* Task description
In the listing that follows, how many lines contain "Enjoy"? Give the number only.

* Dataset content
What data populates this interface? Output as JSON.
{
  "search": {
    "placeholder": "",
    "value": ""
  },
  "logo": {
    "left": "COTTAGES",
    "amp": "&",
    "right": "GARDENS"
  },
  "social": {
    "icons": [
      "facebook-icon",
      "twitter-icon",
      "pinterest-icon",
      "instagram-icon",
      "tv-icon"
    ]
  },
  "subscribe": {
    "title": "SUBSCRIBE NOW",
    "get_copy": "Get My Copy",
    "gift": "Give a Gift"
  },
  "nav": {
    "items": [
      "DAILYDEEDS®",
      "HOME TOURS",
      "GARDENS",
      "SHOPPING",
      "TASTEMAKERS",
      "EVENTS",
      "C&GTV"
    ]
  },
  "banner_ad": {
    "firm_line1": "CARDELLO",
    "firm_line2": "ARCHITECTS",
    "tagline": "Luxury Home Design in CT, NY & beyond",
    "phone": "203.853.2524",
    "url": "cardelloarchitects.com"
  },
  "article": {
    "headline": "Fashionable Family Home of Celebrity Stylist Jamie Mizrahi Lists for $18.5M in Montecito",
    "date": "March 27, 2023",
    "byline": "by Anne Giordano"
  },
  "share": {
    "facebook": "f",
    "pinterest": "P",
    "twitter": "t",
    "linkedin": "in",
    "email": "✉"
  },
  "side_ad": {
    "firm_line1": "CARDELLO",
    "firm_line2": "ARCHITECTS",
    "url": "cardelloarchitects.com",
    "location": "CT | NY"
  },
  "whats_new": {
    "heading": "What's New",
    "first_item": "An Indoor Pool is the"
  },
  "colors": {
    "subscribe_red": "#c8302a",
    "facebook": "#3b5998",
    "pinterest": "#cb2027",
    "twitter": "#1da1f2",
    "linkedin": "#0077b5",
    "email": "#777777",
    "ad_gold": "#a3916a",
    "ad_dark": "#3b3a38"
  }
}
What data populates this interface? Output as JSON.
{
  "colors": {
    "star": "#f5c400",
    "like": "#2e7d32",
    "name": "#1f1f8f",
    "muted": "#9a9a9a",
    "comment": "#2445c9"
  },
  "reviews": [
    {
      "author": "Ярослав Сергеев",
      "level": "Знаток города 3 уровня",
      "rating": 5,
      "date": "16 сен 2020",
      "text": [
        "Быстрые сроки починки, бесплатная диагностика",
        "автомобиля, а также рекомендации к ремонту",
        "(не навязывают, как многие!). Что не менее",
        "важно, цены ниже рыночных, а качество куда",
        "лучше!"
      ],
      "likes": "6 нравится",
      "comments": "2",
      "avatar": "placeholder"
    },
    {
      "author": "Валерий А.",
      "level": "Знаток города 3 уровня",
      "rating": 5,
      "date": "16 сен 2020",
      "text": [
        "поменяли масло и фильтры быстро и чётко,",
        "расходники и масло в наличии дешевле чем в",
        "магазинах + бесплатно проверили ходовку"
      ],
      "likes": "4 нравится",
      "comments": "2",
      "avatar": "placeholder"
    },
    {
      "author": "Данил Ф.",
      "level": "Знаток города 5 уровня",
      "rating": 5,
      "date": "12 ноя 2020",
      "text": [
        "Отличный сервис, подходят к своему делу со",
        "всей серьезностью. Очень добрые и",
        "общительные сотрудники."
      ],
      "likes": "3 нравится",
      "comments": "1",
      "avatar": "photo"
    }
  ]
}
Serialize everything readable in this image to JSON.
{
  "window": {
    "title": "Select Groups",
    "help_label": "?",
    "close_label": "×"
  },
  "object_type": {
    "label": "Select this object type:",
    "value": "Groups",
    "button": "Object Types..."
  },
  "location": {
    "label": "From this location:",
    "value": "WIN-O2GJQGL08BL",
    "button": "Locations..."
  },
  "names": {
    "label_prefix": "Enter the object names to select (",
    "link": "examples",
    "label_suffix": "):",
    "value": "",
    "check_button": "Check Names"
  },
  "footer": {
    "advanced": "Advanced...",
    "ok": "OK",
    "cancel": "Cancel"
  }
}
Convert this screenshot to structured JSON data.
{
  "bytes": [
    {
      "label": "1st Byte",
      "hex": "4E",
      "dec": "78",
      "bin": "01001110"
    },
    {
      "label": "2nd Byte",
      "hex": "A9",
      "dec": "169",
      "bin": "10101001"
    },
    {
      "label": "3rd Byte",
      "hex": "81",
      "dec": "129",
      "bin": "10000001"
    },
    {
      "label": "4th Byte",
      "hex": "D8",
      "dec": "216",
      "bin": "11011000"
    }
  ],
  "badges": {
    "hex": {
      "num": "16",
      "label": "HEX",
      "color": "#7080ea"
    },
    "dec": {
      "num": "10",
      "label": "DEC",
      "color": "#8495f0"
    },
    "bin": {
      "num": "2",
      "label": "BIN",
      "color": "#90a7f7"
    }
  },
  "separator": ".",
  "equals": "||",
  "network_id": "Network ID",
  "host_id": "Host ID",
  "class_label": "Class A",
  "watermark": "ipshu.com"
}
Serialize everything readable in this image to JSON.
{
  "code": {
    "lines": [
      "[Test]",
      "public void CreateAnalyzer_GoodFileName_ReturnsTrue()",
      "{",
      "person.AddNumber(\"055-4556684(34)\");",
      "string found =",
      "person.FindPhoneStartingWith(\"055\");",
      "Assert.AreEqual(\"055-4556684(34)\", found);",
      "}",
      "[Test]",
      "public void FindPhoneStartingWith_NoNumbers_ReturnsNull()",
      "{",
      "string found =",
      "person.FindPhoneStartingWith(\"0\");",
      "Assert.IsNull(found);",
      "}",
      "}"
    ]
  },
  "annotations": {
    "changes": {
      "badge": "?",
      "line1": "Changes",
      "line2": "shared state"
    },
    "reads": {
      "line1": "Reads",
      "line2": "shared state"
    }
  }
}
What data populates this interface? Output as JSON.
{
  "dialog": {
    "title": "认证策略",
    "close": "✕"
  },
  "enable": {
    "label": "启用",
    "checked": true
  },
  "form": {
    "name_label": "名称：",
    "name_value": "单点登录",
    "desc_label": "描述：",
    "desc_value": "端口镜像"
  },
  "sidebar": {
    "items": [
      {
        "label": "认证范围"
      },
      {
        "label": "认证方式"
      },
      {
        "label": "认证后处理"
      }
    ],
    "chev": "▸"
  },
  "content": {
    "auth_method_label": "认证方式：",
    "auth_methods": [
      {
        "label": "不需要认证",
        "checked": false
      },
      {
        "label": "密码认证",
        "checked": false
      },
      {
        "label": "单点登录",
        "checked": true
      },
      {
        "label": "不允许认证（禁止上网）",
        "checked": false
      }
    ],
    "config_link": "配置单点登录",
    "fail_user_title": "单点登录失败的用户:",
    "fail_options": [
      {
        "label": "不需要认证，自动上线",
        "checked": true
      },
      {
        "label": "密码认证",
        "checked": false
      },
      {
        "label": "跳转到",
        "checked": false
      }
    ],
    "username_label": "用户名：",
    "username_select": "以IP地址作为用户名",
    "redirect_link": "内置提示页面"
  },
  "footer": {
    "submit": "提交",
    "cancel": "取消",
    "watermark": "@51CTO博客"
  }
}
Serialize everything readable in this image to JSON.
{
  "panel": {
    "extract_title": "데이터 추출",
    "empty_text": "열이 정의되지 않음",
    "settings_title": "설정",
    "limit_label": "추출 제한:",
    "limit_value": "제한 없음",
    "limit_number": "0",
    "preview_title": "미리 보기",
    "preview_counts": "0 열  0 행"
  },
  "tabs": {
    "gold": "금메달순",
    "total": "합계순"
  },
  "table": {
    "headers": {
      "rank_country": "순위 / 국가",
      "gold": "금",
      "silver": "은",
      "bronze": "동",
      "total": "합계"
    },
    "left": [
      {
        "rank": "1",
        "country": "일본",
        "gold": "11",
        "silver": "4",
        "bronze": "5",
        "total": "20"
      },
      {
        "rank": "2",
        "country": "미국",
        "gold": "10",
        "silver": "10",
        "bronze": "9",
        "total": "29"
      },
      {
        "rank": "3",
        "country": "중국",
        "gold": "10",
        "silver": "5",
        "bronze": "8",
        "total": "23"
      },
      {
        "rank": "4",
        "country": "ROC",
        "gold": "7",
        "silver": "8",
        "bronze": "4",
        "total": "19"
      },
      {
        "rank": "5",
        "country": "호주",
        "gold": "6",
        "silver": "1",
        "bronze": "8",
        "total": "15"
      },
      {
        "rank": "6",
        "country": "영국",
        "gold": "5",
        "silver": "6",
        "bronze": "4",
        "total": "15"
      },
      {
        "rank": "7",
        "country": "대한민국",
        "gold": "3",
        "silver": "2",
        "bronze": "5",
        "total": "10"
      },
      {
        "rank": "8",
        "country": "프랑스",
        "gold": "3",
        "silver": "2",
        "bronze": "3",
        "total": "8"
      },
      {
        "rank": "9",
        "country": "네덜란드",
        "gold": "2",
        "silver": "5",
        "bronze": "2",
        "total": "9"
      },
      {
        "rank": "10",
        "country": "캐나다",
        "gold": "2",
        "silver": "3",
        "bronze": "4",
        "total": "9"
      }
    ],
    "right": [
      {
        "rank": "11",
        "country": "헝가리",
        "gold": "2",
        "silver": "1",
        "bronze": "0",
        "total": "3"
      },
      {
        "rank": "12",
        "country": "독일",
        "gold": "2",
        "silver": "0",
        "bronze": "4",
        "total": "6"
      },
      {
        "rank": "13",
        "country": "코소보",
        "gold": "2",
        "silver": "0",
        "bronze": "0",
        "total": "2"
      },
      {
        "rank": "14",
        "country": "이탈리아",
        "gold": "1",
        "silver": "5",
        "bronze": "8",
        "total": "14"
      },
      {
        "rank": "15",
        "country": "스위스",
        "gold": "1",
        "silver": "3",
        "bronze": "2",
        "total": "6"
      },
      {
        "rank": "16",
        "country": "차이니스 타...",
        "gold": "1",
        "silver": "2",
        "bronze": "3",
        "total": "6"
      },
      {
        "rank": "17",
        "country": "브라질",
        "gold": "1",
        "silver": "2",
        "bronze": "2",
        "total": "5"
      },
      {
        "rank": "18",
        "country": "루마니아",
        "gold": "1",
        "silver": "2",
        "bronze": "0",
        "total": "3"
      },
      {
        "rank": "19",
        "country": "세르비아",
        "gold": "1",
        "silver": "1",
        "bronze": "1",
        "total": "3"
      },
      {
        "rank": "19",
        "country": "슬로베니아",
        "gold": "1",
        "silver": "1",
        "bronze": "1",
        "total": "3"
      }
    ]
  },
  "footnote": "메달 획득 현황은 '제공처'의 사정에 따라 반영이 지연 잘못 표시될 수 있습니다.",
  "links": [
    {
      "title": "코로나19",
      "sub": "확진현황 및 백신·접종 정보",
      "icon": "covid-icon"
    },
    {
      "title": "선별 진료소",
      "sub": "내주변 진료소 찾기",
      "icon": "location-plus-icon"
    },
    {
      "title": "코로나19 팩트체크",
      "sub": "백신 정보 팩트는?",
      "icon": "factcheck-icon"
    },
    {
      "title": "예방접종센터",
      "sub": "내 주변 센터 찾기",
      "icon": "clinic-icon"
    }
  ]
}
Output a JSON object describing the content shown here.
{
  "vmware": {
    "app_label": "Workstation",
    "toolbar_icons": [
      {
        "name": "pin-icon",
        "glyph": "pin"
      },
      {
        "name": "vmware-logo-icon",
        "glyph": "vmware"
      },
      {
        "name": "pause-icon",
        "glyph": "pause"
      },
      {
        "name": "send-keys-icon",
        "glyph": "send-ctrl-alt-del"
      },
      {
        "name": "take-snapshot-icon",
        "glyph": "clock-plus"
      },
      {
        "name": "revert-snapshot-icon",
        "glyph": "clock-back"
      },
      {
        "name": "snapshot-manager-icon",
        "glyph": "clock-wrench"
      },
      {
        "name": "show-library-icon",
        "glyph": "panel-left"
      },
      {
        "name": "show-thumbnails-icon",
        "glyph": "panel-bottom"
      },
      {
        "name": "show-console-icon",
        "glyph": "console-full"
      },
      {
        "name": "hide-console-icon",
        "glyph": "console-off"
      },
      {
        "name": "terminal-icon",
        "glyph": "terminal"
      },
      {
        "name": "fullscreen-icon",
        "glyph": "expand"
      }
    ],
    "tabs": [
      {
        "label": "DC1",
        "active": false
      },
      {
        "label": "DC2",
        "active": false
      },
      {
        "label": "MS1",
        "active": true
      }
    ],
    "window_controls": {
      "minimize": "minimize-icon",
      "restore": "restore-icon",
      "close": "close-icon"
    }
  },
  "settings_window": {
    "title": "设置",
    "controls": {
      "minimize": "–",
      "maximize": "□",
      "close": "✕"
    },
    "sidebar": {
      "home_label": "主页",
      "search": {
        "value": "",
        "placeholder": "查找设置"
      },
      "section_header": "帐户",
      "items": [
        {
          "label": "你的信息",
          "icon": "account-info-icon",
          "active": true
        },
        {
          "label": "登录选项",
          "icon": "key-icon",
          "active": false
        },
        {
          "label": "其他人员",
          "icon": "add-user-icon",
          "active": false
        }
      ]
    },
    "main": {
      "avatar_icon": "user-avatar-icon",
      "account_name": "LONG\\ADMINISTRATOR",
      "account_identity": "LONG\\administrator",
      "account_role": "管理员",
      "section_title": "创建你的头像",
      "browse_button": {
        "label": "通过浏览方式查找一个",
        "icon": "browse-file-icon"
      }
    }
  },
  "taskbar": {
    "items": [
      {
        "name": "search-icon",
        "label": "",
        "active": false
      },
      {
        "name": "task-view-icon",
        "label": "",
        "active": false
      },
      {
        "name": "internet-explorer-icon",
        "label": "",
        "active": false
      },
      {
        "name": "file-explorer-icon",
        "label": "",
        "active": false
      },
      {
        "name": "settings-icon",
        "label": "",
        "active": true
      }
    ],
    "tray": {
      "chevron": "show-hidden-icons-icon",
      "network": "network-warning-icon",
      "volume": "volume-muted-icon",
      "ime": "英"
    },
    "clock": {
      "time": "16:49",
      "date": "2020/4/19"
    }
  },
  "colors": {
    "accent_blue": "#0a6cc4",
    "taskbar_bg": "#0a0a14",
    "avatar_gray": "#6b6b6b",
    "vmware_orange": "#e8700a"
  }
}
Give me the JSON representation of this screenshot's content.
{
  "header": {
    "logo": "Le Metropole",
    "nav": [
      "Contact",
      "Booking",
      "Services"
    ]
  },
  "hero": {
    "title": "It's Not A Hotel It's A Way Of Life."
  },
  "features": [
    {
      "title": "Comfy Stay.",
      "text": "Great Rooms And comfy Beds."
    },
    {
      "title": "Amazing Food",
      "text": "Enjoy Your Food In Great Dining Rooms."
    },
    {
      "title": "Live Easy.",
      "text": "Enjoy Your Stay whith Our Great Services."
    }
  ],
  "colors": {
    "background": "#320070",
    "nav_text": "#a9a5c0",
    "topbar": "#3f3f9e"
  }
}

* Expected answer
2